→ **Exercise aim**
Please write out the material that follows, exactly as it stands.

→ **Dataset rows**
============
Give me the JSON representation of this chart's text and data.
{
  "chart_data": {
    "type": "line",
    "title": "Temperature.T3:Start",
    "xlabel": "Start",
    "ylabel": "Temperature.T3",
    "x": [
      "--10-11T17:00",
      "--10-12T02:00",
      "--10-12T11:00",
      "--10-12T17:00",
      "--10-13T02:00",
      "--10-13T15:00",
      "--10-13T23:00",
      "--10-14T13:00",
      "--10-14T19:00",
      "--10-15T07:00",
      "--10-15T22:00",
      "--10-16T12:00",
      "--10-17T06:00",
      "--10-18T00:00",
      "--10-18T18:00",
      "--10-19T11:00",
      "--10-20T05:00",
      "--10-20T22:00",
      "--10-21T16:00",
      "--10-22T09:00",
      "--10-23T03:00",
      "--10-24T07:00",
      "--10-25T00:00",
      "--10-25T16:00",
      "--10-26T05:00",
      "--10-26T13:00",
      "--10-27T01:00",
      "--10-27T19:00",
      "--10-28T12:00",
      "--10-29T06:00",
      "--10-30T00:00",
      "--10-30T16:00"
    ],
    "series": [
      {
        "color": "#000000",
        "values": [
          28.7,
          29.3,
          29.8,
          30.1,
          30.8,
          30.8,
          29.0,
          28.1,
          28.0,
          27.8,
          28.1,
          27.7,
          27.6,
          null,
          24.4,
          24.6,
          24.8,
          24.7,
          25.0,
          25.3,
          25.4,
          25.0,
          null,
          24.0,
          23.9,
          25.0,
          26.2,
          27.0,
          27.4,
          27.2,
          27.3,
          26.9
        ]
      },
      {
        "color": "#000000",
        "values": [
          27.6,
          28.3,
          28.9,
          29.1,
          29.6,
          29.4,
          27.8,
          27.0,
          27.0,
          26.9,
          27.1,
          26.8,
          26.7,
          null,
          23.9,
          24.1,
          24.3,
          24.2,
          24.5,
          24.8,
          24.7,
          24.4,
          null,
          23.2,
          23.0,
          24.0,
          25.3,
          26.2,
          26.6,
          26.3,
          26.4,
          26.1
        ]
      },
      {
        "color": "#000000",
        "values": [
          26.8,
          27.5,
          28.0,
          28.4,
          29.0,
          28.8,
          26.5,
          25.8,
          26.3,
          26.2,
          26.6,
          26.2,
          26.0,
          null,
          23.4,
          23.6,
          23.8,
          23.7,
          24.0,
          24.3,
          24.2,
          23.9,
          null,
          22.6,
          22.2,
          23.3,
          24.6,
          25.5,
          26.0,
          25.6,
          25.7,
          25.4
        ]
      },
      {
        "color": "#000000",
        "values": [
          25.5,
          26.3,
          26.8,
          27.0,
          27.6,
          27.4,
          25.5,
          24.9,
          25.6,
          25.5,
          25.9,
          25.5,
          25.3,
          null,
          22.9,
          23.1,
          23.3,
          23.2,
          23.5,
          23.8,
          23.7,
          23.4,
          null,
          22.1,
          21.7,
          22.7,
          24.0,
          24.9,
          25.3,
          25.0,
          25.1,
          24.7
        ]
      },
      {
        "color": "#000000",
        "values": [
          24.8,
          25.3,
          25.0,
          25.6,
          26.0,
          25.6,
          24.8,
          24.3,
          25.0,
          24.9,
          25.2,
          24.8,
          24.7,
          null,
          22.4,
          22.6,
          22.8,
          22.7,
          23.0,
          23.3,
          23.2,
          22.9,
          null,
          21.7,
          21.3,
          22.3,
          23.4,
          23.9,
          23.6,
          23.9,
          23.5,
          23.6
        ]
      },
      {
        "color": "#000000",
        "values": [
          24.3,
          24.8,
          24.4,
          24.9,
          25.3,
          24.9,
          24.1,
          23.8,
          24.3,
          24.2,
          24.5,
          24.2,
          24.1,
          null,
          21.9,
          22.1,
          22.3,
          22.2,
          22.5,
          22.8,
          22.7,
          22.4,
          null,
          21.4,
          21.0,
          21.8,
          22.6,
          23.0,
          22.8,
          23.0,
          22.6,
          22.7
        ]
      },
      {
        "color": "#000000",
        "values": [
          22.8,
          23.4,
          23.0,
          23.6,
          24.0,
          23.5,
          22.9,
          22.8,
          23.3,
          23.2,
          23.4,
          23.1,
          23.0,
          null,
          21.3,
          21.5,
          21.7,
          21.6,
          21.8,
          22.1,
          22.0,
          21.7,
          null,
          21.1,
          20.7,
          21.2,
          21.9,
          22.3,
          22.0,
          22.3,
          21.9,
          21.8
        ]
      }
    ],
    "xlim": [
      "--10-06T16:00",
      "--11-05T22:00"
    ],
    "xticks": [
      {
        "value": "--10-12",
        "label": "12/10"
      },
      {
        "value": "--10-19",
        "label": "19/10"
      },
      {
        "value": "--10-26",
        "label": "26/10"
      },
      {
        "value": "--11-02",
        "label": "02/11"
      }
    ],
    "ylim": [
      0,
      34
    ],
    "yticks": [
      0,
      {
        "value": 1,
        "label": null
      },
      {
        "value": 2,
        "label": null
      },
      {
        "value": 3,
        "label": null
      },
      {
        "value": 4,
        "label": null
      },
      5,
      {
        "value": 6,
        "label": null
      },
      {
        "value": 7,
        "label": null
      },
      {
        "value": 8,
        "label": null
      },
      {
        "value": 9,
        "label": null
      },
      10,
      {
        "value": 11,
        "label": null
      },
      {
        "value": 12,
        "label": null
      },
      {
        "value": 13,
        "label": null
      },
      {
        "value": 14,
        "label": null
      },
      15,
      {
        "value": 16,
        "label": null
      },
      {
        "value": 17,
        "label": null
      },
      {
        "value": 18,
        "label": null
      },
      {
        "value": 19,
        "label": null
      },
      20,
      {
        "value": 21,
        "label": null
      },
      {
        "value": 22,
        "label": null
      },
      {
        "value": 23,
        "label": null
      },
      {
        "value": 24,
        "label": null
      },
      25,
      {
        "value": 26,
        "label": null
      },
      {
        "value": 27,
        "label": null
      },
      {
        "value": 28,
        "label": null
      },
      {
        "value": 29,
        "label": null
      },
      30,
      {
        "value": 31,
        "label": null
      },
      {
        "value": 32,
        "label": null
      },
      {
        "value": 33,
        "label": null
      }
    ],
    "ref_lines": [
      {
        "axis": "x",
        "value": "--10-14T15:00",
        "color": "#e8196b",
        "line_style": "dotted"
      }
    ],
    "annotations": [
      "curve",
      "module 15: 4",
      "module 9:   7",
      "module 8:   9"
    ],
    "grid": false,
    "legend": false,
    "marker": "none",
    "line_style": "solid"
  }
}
============
→ **Exercise result**
Give me the JSON representation of this chart's text and data.
{
  "chart_data": {
    "type": "line",
    "title": "Temperature.T3:Start",
    "xlabel": "Start",
    "ylabel": "Temperature.T3",
    "x": [
      "--10-11T17:00",
      "--10-12T02:00",
      "--10-12T11:00",
      "--10-12T17:00",
      "--10-13T02:00",
      "--10-13T15:00",
      "--10-13T23:00",
      "--10-14T13:00",
      "--10-14T19:00",
      "--10-15T07:00",
      "--10-15T22:00",
      "--10-16T12:00",
      "--10-17T06:00",
      "--10-18T00:00",
      "--10-18T18:00",
      "--10-19T11:00",
      "--10-20T05:00",
      "--10-20T22:00",
      "--10-21T16:00",
      "--10-22T09:00",
      "--10-23T03:00",
      "--10-24T07:00",
      "--10-25T00:00",
      "--10-25T16:00",
      "--10-26T05:00",
      "--10-26T13:00",
      "--10-27T01:00",
      "--10-27T19:00",
      "--10-28T12:00",
      "--10-29T06:00",
      "--10-30T00:00",
      "--10-30T16:00"
    ],
    "series": [
      {
        "color": "#000000",
        "values": [
          28.7,
          29.3,
          29.8,
          30.1,
          30.8,
          30.8,
          29.0,
          28.1,
          28.0,
          27.8,
          28.1,
          27.7,
          27.6,
          null,
          24.4,
          24.6,
          24.8,
          24.7,
          25.0,
          25.3,
          25.4,
          25.0,
          null,
          24.0,
          23.9,
          25.0,
          26.2,
          27.0,
          27.4,
          27.2,
          27.3,
          26.9
        ]
      },
      {
        "color": "#000000",
        "values": [
          27.6,
          28.3,
          28.9,
          29.1,
          29.6,
          29.4,
          27.8,
          27.0,
          27.0,
          26.9,
          27.1,
          26.8,
          26.7,
          null,
          23.9,
          24.1,
          24.3,
          24.2,
          24.5,
          24.8,
          24.7,
          24.4,
          null,
          23.2,
          23.0,
          24.0,
          25.3,
          26.2,
          26.6,
          26.3,
          26.4,
          26.1
        ]
      },
      {
        "color": "#000000",
        "values": [
          26.8,
          27.5,
          28.0,
          28.4,
          29.0,
          28.8,
          26.5,
          25.8,
          26.3,
          26.2,
          26.6,
          26.2,
          26.0,
          null,
          23.4,
          23.6,
          23.8,
          23.7,
          24.0,
          24.3,
          24.2,
          23.9,
          null,
          22.6,
          22.2,
          23.3,
          24.6,
          25.5,
          26.0,
          25.6,
          25.7,
          25.4
        ]
      },
      {
        "color": "#000000",
        "values": [
          25.5,
          26.3,
          26.8,
          27.0,
          27.6,
          27.4,
          25.5,
          24.9,
          25.6,
          25.5,
          25.9,
          25.5,
          25.3,
          null,
          22.9,
          23.1,
          23.3,
          23.2,
          23.5,
          23.8,
          23.7,
          23.4,
          null,
          22.1,
          21.7,
          22.7,
          24.0,
          24.9,
          25.3,
          25.0,
          25.1,
          24.7
        ]
      },
      {
        "color": "#000000",
        "values": [
          24.8,
          25.3,
          25.0,
          25.6,
          26.0,
          25.6,
          24.8,
          24.3,
          25.0,
          24.9,
          25.2,
          24.8,
          24.7,
          null,
          22.4,
          22.6,
          22.8,
          22.7,
          23.0,
          23.3,
          23.2,
          22.9,
          null,
          21.7,
          21.3,
          22.3,
          23.4,
          23.9,
          23.6,
          23.9,
          23.5,
          23.6
        ]
      },
      {
        "color": "#000000",
        "values": [
          24.3,
          24.8,
          24.4,
          24.9,
          25.3,
          24.9,
          24.1,
          23.8,
          24.3,
          24.2,
          24.5,
          24.2,
          24.1,
          null,
          21.9,
          22.1,
          22.3,
          22.2,
          22.5,
          22.8,
          22.7,
          22.4,
          null,
          21.4,
          21.0,
          21.8,
          22.6,
          23.0,
          22.8,
          23.0,
          22.6,
          22.7
        ]
      },
      {
        "color": "#000000",
        "values": [
          22.8,
          23.4,
          23.0,
          23.6,
          24.0,
          23.5,
          22.9,
          22.8,
          23.3,
          23.2,
          23.4,
          23.1,
          23.0,
          null,
          21.3,
          21.5,
          21.7,
          21.6,
          21.8,
          22.1,
          22.0,
          21.7,
          null,
          21.1,
          20.7,
          21.2,
          21.9,
          22.3,
          22.0,
          22.3,
          21.9,
          21.8
        ]
      }
    ],
    "xlim": [
      "--10-06T16:00",
      "--11-05T22:00"
    ],
    "xticks": [
      {
        "value": "--10-12",
        "label": "12/10"
      },
      {
        "value": "--10-19",
        "label": "19/10"
      },
      {
        "value": "--10-26",
        "label": "26/10"
      },
      {
        "value": "--11-02",
        "label": "02/11"
      }
    ],
    "ylim": [
      0,
      34
    ],
    "yticks": [
      0,
      {
        "value": 1,
        "label": null
      },
      {
        "value": 2,
        "label": null
      },
      {
        "value": 3,
        "label": null
      },
      {
        "value": 4,
        "label": null
      },
      5,
      {
        "value": 6,
        "label": null
      },
      {
        "value": 7,
        "label": null
      },
      {
        "value": 8,
        "label": null
      },
      {
        "value": 9,
        "label": null
      },
      10,
      {
        "value": 11,
        "label": null
      },
      {
        "value": 12,
        "label": null
      },
      {
        "value": 13,
        "label": null
      },
      {
        "value": 14,
        "label": null
      },
      15,
      {
        "value": 16,
        "label": null
      },
      {
        "value": 17,
        "label": null
      },
      {
        "value": 18,
        "label": null
      },
      {
        "value": 19,
        "label": null
      },
      20,
      {
        "value": 21,
        "label": null
      },
      {
        "value": 22,
        "label": null
      },
      {
        "value": 23,
        "label": null
      },
      {
        "value": 24,
        "label": null
      },
      25,
      {
        "value": 26,
        "label": null
      },
      {
        "value": 27,
        "label": null
      },
      {
        "value": 28,
        "label": null
      },
      {
        "value": 29,
        "label": null
      },
      30,
      {
        "value": 31,
        "label": null
      },
      {
        "value": 32,
        "label": null
      },
      {
        "value": 33,
        "label": null
      }
    ],
    "ref_lines": [
      {
        "axis": "x",
        "value": "--10-14T15:00",
        "color": "#e8196b",
        "line_style": "dotted"
      }
    ],
    "annotations": [
      "curve",
      "module 15: 4",
      "module 9:   7",
      "module 8:   9"
    ],
    "grid": false,
    "legend": false,
    "marker": "none",
    "line_style": "solid"
  }
}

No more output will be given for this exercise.